(Raw records)
┏━━
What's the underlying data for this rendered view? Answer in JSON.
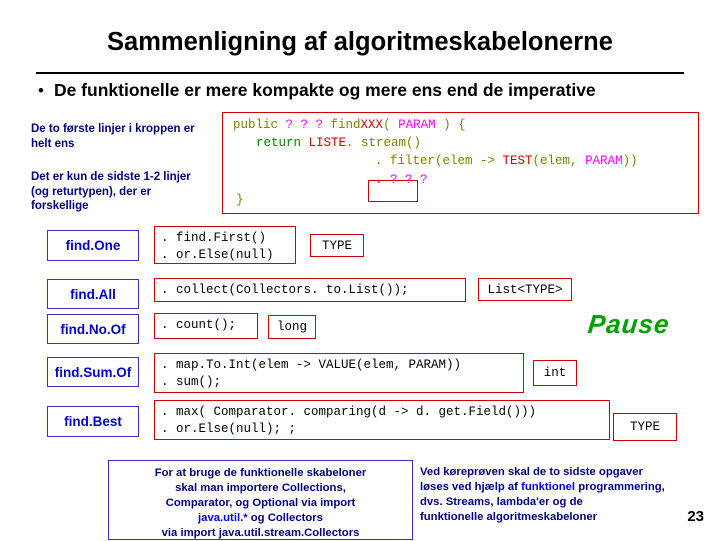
{
  "slide": {
    "title": "Sammenligning af algoritmeskabelonerne",
    "bullet": {
      "marker": "•",
      "text": "De funktionelle er mere kompakte og mere ens end de imperative"
    },
    "notes": [
      "De to første linjer i kroppen er helt ens",
      "Det er kun de sidste 1-2 linjer (og returtypen), der er forskellige"
    ],
    "code": {
      "line1_pre": "public ",
      "line1_q": "? ? ?",
      "line1_mid": " find",
      "line1_xxx": "XXX",
      "line1_paren_open": "( ",
      "line1_param": "PARAM",
      "line1_close": " ) {",
      "line2_ret": "return ",
      "line2_liste": "LISTE",
      "line2_stream": ". stream()",
      "line3_filter": ". filter(elem -> ",
      "line3_test": "TEST",
      "line3_args": "(elem, ",
      "line3_param": "PARAM",
      "line3_end": "))",
      "line4": ". ? ? ?",
      "line5": "}"
    },
    "rows": [
      {
        "name": "find.One",
        "snippet": ". find.First()\n. or.Else(null)",
        "type": "TYPE"
      },
      {
        "name": "find.All",
        "snippet": ". collect(Collectors. to.List());",
        "type": "List<TYPE>"
      },
      {
        "name": "find.No.Of",
        "snippet": ". count();",
        "type": "long"
      },
      {
        "name": "find.Sum.Of",
        "snippet": ". map.To.Int(elem -> VALUE(elem, PARAM))\n. sum();",
        "type": "int"
      },
      {
        "name": "find.Best",
        "snippet": ". max( Comparator. comparing(d -> d. get.Field()))\n. or.Else(null); ;",
        "type": "TYPE"
      }
    ],
    "pause_label": "Pause",
    "bottom_left": {
      "line1": "For at bruge de funktionelle skabeloner",
      "line2": "skal man importere Collections,",
      "line3": "Comparator, og Optional via import",
      "line4_a": "java.util.*",
      "line4_b": " og Collectors",
      "line5": "via import java.util.stream.Collectors"
    },
    "bottom_right": {
      "line1": "Ved køreprøven skal de to sidste opgaver",
      "line2a": "løses ved hjælp af ",
      "line2b": "funktionel",
      "line2c": " programmering,",
      "line3": "dvs. Streams, lambda'er og de",
      "line4": "funktionelle algoritmeskabeloner"
    },
    "page_number": "23",
    "colors": {
      "title": "#000000",
      "note": "#000080",
      "code_olive": "#808000",
      "code_pink": "#ff00ff",
      "code_red": "#cc0000",
      "code_blue": "#0000cc",
      "box_red": "#cc0000",
      "box_blue": "#3333cc",
      "pause_green": "#00a000"
    }
  }
}
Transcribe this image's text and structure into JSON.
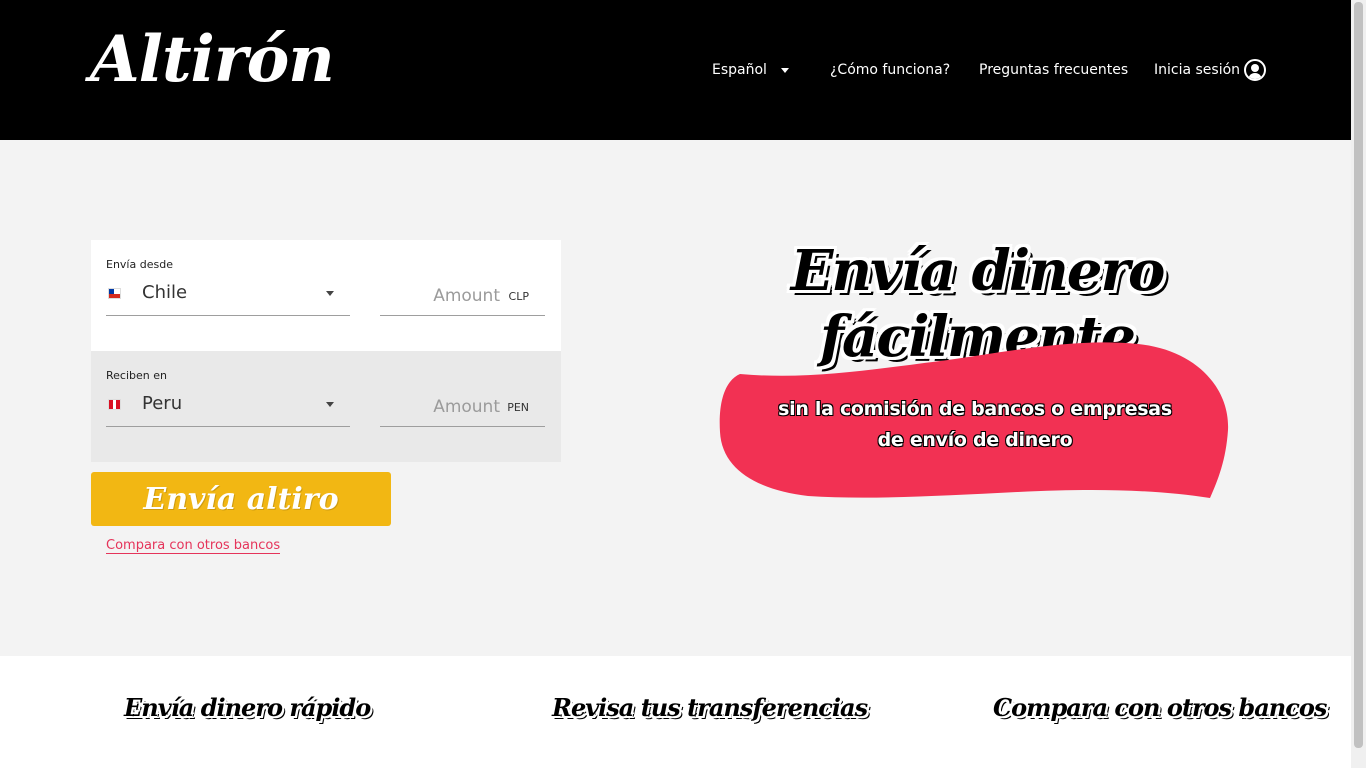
{
  "header": {
    "logo": "Altirón",
    "nav": {
      "language": "Español",
      "how_it_works": "¿Cómo funciona?",
      "faq": "Preguntas frecuentes",
      "login": "Inicia sesión"
    }
  },
  "form": {
    "send": {
      "label": "Envía desde",
      "country": "Chile",
      "flag": "chile-flag",
      "amount_placeholder": "Amount",
      "currency": "CLP"
    },
    "receive": {
      "label": "Reciben en",
      "country": "Peru",
      "flag": "peru-flag",
      "amount_placeholder": "Amount",
      "currency": "PEN"
    },
    "submit_label": "Envía altiro",
    "compare_link": "Compara con otros bancos"
  },
  "hero": {
    "title": "Envía dinero fácilmente",
    "subtitle_line1": "sin la comisión de bancos o empresas",
    "subtitle_line2": "de envío de dinero"
  },
  "features": [
    {
      "label": "Envía dinero rápido"
    },
    {
      "label": "Revisa tus transferencias"
    },
    {
      "label": "Compara con otros bancos"
    }
  ],
  "colors": {
    "header_bg": "#000000",
    "accent_yellow": "#f2b713",
    "accent_pink": "#f23153",
    "link_pink": "#e5345a"
  }
}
┗━━
Copy each line holding the word "this" from the listing above.

■ Task response
What's the underlying data for this rendered view? Answer in JSON.
Transcribe this image's text and structure into JSON.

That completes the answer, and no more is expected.